>> Begin Exercise materials

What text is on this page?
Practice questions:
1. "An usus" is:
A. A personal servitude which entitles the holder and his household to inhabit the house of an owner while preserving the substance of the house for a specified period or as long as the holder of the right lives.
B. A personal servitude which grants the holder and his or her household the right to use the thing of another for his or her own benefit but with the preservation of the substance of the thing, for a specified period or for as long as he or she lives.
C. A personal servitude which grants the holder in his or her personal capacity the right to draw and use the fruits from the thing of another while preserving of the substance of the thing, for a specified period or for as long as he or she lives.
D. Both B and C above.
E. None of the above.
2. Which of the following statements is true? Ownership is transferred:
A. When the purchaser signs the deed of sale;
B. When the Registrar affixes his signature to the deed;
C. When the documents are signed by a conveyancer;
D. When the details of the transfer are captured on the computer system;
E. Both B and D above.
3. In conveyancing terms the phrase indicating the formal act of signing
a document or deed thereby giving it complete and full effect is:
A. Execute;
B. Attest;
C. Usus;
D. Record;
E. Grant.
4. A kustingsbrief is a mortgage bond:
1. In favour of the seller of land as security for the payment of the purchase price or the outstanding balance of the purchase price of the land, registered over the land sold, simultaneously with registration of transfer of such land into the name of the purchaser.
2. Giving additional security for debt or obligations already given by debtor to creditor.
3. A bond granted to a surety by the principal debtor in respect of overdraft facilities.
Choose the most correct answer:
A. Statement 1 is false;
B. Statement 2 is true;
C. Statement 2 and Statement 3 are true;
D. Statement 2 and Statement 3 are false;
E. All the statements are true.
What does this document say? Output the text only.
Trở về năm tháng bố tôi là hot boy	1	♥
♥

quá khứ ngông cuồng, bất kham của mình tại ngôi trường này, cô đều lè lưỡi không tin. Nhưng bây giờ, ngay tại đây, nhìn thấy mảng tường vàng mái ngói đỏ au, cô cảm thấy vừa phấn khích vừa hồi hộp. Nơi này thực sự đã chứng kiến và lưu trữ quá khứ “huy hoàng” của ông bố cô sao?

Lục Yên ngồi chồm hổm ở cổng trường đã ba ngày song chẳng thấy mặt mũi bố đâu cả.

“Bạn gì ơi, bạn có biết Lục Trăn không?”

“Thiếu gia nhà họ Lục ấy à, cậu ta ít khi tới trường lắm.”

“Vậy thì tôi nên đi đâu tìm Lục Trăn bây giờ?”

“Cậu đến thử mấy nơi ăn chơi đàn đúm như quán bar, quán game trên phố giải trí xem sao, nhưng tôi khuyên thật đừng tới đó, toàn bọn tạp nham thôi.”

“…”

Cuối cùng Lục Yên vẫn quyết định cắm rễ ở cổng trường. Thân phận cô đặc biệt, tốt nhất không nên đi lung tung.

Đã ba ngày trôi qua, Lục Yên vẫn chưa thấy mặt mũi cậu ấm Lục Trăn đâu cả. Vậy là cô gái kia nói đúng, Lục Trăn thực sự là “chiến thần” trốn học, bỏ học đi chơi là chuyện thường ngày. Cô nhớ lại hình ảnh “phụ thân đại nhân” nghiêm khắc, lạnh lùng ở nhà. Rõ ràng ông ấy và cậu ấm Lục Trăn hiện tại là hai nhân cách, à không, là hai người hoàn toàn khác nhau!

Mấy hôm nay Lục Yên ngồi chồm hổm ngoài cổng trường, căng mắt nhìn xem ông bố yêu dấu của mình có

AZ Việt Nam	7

>> End Exercise materials

_Work to do_
Write out all records exactly, keeping every detail.

_Expected answer_
What text is on this page?
Practice questions:
1. "An usus" is:
A. A personal servitude which entitles the holder and his household to inhabit the house of an owner while preserving the substance of the house for a specified period or as long as the holder of the right lives.
B. A personal servitude which grants the holder and his or her household the right to use the thing of another for his or her own benefit but with the preservation of the substance of the thing, for a specified period or for as long as he or she lives.
C. A personal servitude which grants the holder in his or her personal capacity the right to draw and use the fruits from the thing of another while preserving of the substance of the thing, for a specified period or for as long as he or she lives.
D. Both B and C above.
E. None of the above.
2. Which of the following statements is true? Ownership is transferred:
A. When the purchaser signs the deed of sale;
B. When the Registrar affixes his signature to the deed;
C. When the documents are signed by a conveyancer;
D. When the details of the transfer are captured on the computer system;
E. Both B and D above.
3. In conveyancing terms the phrase indicating the formal act of signing
a document or deed thereby giving it complete and full effect is:
A. Execute;
B. Attest;
C. Usus;
D. Record;
E. Grant.
4. A kustingsbrief is a mortgage bond:
1. In favour of the seller of land as security for the payment of the purchase price or the outstanding balance of the purchase price of the land, registered over the land sold, simultaneously with registration of transfer of such land into the name of the purchaser.
2. Giving additional security for debt or obligations already given by debtor to creditor.
3. A bond granted to a surety by the principal debtor in respect of overdraft facilities.
Choose the most correct answer:
A. Statement 1 is false;
B. Statement 2 is true;
C. Statement 2 and Statement 3 are true;
D. Statement 2 and Statement 3 are false;
E. All the statements are true.
What does this document say? Output the text only.
Trở về năm tháng bố tôi là hot boy	1	♥
♥

quá khứ ngông cuồng, bất kham của mình tại ngôi trường này, cô đều lè lưỡi không tin. Nhưng bây giờ, ngay tại đây, nhìn thấy mảng tường vàng mái ngói đỏ au, cô cảm thấy vừa phấn khích vừa hồi hộp. Nơi này thực sự đã chứng kiến và lưu trữ quá khứ “huy hoàng” của ông bố cô sao?

Lục Yên ngồi chồm hổm ở cổng trường đã ba ngày song chẳng thấy mặt mũi bố đâu cả.

“Bạn gì ơi, bạn có biết Lục Trăn không?”

“Thiếu gia nhà họ Lục ấy à, cậu ta ít khi tới trường lắm.”

“Vậy thì tôi nên đi đâu tìm Lục Trăn bây giờ?”

“Cậu đến thử mấy nơi ăn chơi đàn đúm như quán bar, quán game trên phố giải trí xem sao, nhưng tôi khuyên thật đừng tới đó, toàn bọn tạp nham thôi.”

“…”

Cuối cùng Lục Yên vẫn quyết định cắm rễ ở cổng trường. Thân phận cô đặc biệt, tốt nhất không nên đi lung tung.

Đã ba ngày trôi qua, Lục Yên vẫn chưa thấy mặt mũi cậu ấm Lục Trăn đâu cả. Vậy là cô gái kia nói đúng, Lục Trăn thực sự là “chiến thần” trốn học, bỏ học đi chơi là chuyện thường ngày. Cô nhớ lại hình ảnh “phụ thân đại nhân” nghiêm khắc, lạnh lùng ở nhà. Rõ ràng ông ấy và cậu ấm Lục Trăn hiện tại là hai nhân cách, à không, là hai người hoàn toàn khác nhau!

Mấy hôm nay Lục Yên ngồi chồm hổm ngoài cổng trường, căng mắt nhìn xem ông bố yêu dấu của mình có

AZ Việt Nam	7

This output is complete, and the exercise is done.